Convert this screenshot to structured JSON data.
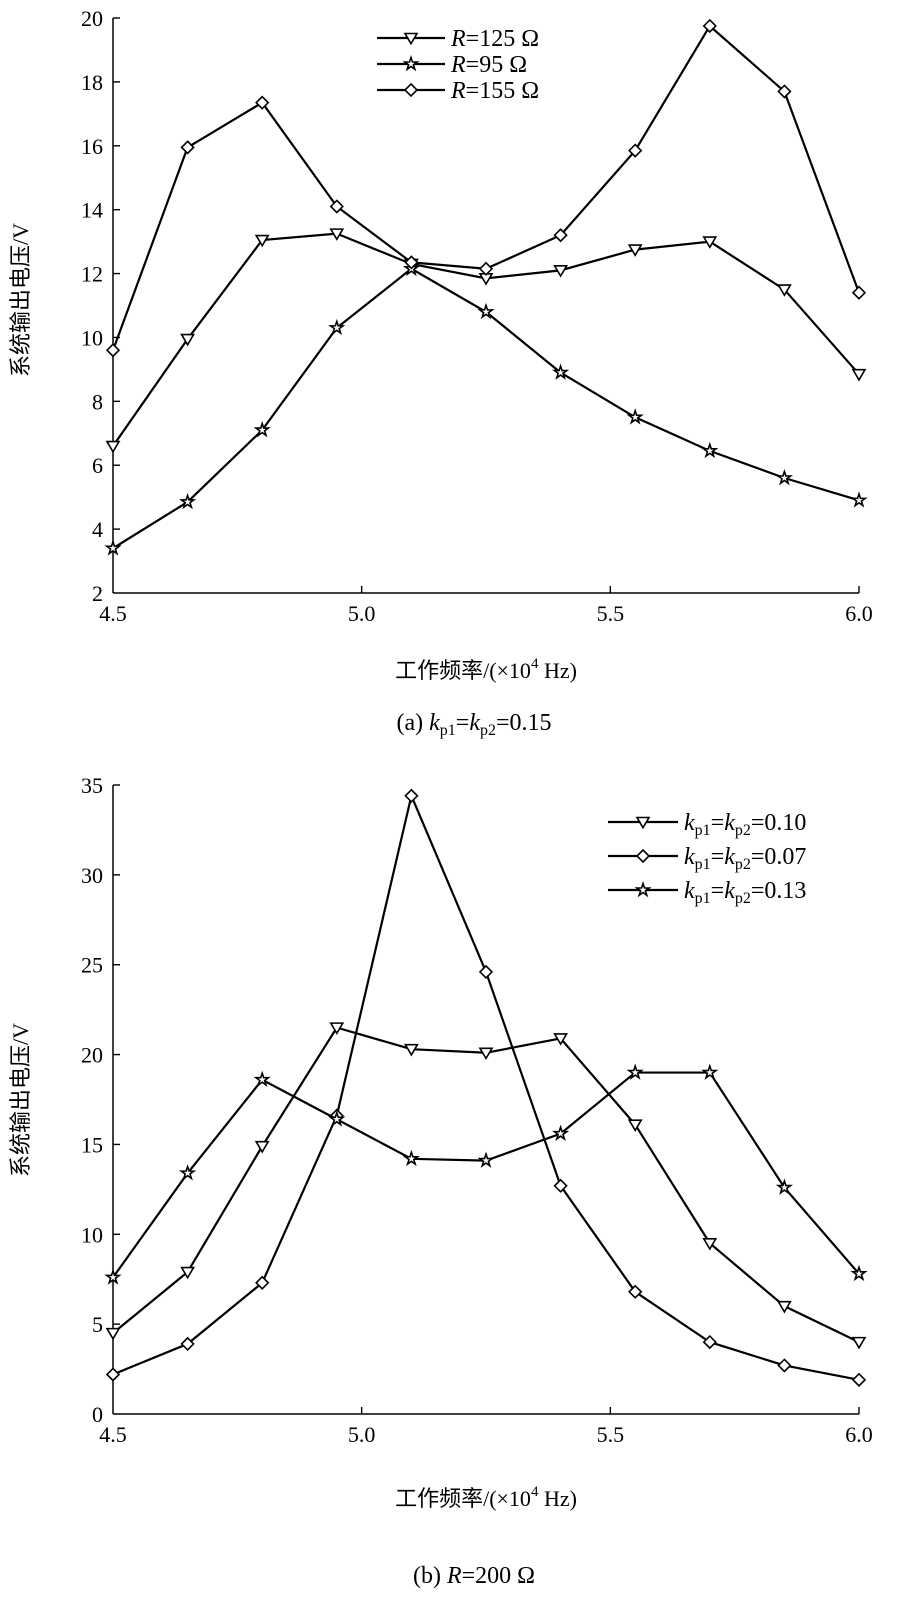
{
  "chart_data": [
    {
      "type": "line",
      "title": "",
      "xlabel_main": "工作频率/(×10",
      "xlabel_sup": "4",
      "xlabel_tail": " Hz)",
      "ylabel": "系统输出电压/V",
      "xlim": [
        4.5,
        6.0
      ],
      "ylim": [
        2,
        20
      ],
      "x_ticks": [
        "4.5",
        "5.0",
        "5.5",
        "6.0"
      ],
      "x_tick_values": [
        4.5,
        5.0,
        5.5,
        6.0
      ],
      "y_ticks": [
        "2",
        "4",
        "6",
        "8",
        "10",
        "12",
        "14",
        "16",
        "18",
        "20"
      ],
      "y_tick_values": [
        2,
        4,
        6,
        8,
        10,
        12,
        14,
        16,
        18,
        20
      ],
      "x": [
        4.5,
        4.65,
        4.8,
        4.95,
        5.1,
        5.25,
        5.4,
        5.55,
        5.7,
        5.85,
        6.0
      ],
      "caption": {
        "prefix": "(a) ",
        "v1": "k",
        "s1": "p1",
        "eq1": "=",
        "v2": "k",
        "s2": "p2",
        "rest": "=0.15"
      },
      "legend_position": "top-center",
      "grid": false,
      "series": [
        {
          "name_var": "R",
          "name_rest": "=125 Ω",
          "marker": "triangle-down",
          "values": [
            6.6,
            9.95,
            13.05,
            13.25,
            12.3,
            11.85,
            12.1,
            12.75,
            13.0,
            11.5,
            8.85
          ]
        },
        {
          "name_var": "R",
          "name_rest": "=95 Ω",
          "marker": "star",
          "values": [
            3.4,
            4.85,
            7.1,
            10.3,
            12.15,
            10.8,
            8.9,
            7.5,
            6.45,
            5.6,
            4.9
          ]
        },
        {
          "name_var": "R",
          "name_rest": "=155 Ω",
          "marker": "diamond",
          "values": [
            9.6,
            15.95,
            17.35,
            14.1,
            12.35,
            12.15,
            13.2,
            15.85,
            19.75,
            17.7,
            11.4
          ]
        }
      ]
    },
    {
      "type": "line",
      "title": "",
      "xlabel_main": "工作频率/(×10",
      "xlabel_sup": "4",
      "xlabel_tail": " Hz)",
      "ylabel": "系统输出电压/V",
      "xlim": [
        4.5,
        6.0
      ],
      "ylim": [
        0,
        35
      ],
      "x_ticks": [
        "4.5",
        "5.0",
        "5.5",
        "6.0"
      ],
      "x_tick_values": [
        4.5,
        5.0,
        5.5,
        6.0
      ],
      "y_ticks": [
        "0",
        "5",
        "10",
        "15",
        "20",
        "25",
        "30",
        "35"
      ],
      "y_tick_values": [
        0,
        5,
        10,
        15,
        20,
        25,
        30,
        35
      ],
      "x": [
        4.5,
        4.65,
        4.8,
        4.95,
        5.1,
        5.25,
        5.4,
        5.55,
        5.7,
        5.85,
        6.0
      ],
      "caption": {
        "prefix": "(b) ",
        "v1": "R",
        "rest": "=200 Ω"
      },
      "legend_position": "top-right",
      "grid": false,
      "series": [
        {
          "name_var": "k",
          "name_sub1": "p1",
          "name_eq": "=",
          "name_var2": "k",
          "name_sub2": "p2",
          "name_rest": "=0.10",
          "marker": "triangle-down",
          "values": [
            4.5,
            7.9,
            14.9,
            21.5,
            20.3,
            20.1,
            20.9,
            16.1,
            9.5,
            6.0,
            4.0
          ]
        },
        {
          "name_var": "k",
          "name_sub1": "p1",
          "name_eq": "=",
          "name_var2": "k",
          "name_sub2": "p2",
          "name_rest": "=0.07",
          "marker": "diamond",
          "values": [
            2.2,
            3.9,
            7.3,
            16.6,
            34.4,
            24.6,
            12.7,
            6.8,
            4.0,
            2.7,
            1.9
          ]
        },
        {
          "name_var": "k",
          "name_sub1": "p1",
          "name_eq": "=",
          "name_var2": "k",
          "name_sub2": "p2",
          "name_rest": "=0.13",
          "marker": "star",
          "values": [
            7.6,
            13.4,
            18.6,
            16.4,
            14.2,
            14.1,
            15.6,
            19.0,
            19.0,
            12.6,
            7.8
          ]
        }
      ]
    }
  ]
}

****************

### Do this
Repeat the material above verbatim, with no pictures in the output.

### Solution for this exercise
Convert this screenshot to structured JSON data.
{
  "chart_data": [
    {
      "type": "line",
      "title": "",
      "xlabel_main": "工作频率/(×10",
      "xlabel_sup": "4",
      "xlabel_tail": " Hz)",
      "ylabel": "系统输出电压/V",
      "xlim": [
        4.5,
        6.0
      ],
      "ylim": [
        2,
        20
      ],
      "x_ticks": [
        "4.5",
        "5.0",
        "5.5",
        "6.0"
      ],
      "x_tick_values": [
        4.5,
        5.0,
        5.5,
        6.0
      ],
      "y_ticks": [
        "2",
        "4",
        "6",
        "8",
        "10",
        "12",
        "14",
        "16",
        "18",
        "20"
      ],
      "y_tick_values": [
        2,
        4,
        6,
        8,
        10,
        12,
        14,
        16,
        18,
        20
      ],
      "x": [
        4.5,
        4.65,
        4.8,
        4.95,
        5.1,
        5.25,
        5.4,
        5.55,
        5.7,
        5.85,
        6.0
      ],
      "caption": {
        "prefix": "(a) ",
        "v1": "k",
        "s1": "p1",
        "eq1": "=",
        "v2": "k",
        "s2": "p2",
        "rest": "=0.15"
      },
      "legend_position": "top-center",
      "grid": false,
      "series": [
        {
          "name_var": "R",
          "name_rest": "=125 Ω",
          "marker": "triangle-down",
          "values": [
            6.6,
            9.95,
            13.05,
            13.25,
            12.3,
            11.85,
            12.1,
            12.75,
            13.0,
            11.5,
            8.85
          ]
        },
        {
          "name_var": "R",
          "name_rest": "=95 Ω",
          "marker": "star",
          "values": [
            3.4,
            4.85,
            7.1,
            10.3,
            12.15,
            10.8,
            8.9,
            7.5,
            6.45,
            5.6,
            4.9
          ]
        },
        {
          "name_var": "R",
          "name_rest": "=155 Ω",
          "marker": "diamond",
          "values": [
            9.6,
            15.95,
            17.35,
            14.1,
            12.35,
            12.15,
            13.2,
            15.85,
            19.75,
            17.7,
            11.4
          ]
        }
      ]
    },
    {
      "type": "line",
      "title": "",
      "xlabel_main": "工作频率/(×10",
      "xlabel_sup": "4",
      "xlabel_tail": " Hz)",
      "ylabel": "系统输出电压/V",
      "xlim": [
        4.5,
        6.0
      ],
      "ylim": [
        0,
        35
      ],
      "x_ticks": [
        "4.5",
        "5.0",
        "5.5",
        "6.0"
      ],
      "x_tick_values": [
        4.5,
        5.0,
        5.5,
        6.0
      ],
      "y_ticks": [
        "0",
        "5",
        "10",
        "15",
        "20",
        "25",
        "30",
        "35"
      ],
      "y_tick_values": [
        0,
        5,
        10,
        15,
        20,
        25,
        30,
        35
      ],
      "x": [
        4.5,
        4.65,
        4.8,
        4.95,
        5.1,
        5.25,
        5.4,
        5.55,
        5.7,
        5.85,
        6.0
      ],
      "caption": {
        "prefix": "(b) ",
        "v1": "R",
        "rest": "=200 Ω"
      },
      "legend_position": "top-right",
      "grid": false,
      "series": [
        {
          "name_var": "k",
          "name_sub1": "p1",
          "name_eq": "=",
          "name_var2": "k",
          "name_sub2": "p2",
          "name_rest": "=0.10",
          "marker": "triangle-down",
          "values": [
            4.5,
            7.9,
            14.9,
            21.5,
            20.3,
            20.1,
            20.9,
            16.1,
            9.5,
            6.0,
            4.0
          ]
        },
        {
          "name_var": "k",
          "name_sub1": "p1",
          "name_eq": "=",
          "name_var2": "k",
          "name_sub2": "p2",
          "name_rest": "=0.07",
          "marker": "diamond",
          "values": [
            2.2,
            3.9,
            7.3,
            16.6,
            34.4,
            24.6,
            12.7,
            6.8,
            4.0,
            2.7,
            1.9
          ]
        },
        {
          "name_var": "k",
          "name_sub1": "p1",
          "name_eq": "=",
          "name_var2": "k",
          "name_sub2": "p2",
          "name_rest": "=0.13",
          "marker": "star",
          "values": [
            7.6,
            13.4,
            18.6,
            16.4,
            14.2,
            14.1,
            15.6,
            19.0,
            19.0,
            12.6,
            7.8
          ]
        }
      ]
    }
  ]
}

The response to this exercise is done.